**Stored rows**

---

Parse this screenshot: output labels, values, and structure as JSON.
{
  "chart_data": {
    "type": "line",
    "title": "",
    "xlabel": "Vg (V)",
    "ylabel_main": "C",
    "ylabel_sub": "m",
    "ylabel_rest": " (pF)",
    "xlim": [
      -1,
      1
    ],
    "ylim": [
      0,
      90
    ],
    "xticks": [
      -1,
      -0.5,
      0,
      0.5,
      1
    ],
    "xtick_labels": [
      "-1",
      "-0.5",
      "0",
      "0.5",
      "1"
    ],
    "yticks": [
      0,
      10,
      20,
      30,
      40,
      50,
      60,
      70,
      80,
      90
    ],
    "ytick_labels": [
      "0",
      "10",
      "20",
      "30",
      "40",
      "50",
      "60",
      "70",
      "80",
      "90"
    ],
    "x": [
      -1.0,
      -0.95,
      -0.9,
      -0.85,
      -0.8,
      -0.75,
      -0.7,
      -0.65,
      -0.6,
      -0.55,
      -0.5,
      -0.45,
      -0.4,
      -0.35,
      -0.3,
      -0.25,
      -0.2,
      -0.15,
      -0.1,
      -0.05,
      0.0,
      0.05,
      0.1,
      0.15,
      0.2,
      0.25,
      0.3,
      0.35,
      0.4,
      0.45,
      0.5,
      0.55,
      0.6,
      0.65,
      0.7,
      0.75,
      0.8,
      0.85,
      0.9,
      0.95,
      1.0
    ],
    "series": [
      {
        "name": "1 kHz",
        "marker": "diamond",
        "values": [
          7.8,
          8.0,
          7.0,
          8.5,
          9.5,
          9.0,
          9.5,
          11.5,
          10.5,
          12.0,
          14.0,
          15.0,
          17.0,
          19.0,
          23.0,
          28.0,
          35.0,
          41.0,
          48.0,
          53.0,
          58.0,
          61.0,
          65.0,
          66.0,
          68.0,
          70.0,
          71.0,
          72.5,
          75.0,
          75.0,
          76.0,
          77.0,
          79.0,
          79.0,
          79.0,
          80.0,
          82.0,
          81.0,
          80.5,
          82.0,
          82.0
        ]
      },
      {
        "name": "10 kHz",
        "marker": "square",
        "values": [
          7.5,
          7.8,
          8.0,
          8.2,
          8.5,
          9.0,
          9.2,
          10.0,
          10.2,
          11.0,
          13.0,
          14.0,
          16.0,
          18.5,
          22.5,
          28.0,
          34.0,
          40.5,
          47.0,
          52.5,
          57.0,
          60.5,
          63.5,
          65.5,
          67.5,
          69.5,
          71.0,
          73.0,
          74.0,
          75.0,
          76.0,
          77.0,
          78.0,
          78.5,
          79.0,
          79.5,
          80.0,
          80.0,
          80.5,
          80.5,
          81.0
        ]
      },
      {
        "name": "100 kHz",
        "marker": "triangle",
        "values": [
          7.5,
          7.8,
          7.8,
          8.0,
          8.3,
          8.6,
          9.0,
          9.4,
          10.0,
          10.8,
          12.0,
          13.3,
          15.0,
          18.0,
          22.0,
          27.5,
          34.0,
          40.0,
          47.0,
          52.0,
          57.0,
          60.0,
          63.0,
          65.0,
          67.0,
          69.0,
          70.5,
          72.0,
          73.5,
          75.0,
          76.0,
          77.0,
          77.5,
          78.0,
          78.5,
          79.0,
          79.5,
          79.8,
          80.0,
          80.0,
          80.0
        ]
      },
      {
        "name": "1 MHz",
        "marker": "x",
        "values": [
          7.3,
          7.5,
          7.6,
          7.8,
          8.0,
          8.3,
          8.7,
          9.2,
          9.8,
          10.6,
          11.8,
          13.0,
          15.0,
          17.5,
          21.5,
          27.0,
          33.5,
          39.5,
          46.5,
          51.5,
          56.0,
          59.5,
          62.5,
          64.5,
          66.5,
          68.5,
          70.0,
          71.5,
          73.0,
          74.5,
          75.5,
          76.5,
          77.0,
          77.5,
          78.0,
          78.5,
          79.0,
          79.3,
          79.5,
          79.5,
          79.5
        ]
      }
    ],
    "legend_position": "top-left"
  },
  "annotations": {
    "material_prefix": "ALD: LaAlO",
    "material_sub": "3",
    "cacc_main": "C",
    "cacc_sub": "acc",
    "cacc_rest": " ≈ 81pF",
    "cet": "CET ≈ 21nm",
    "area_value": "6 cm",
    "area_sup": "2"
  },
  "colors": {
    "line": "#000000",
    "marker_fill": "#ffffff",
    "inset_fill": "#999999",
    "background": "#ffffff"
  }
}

---

**Task description**
Give the number of lines in the records above that contain the word "ffffff". Reply with that number alone.

**Written response**
2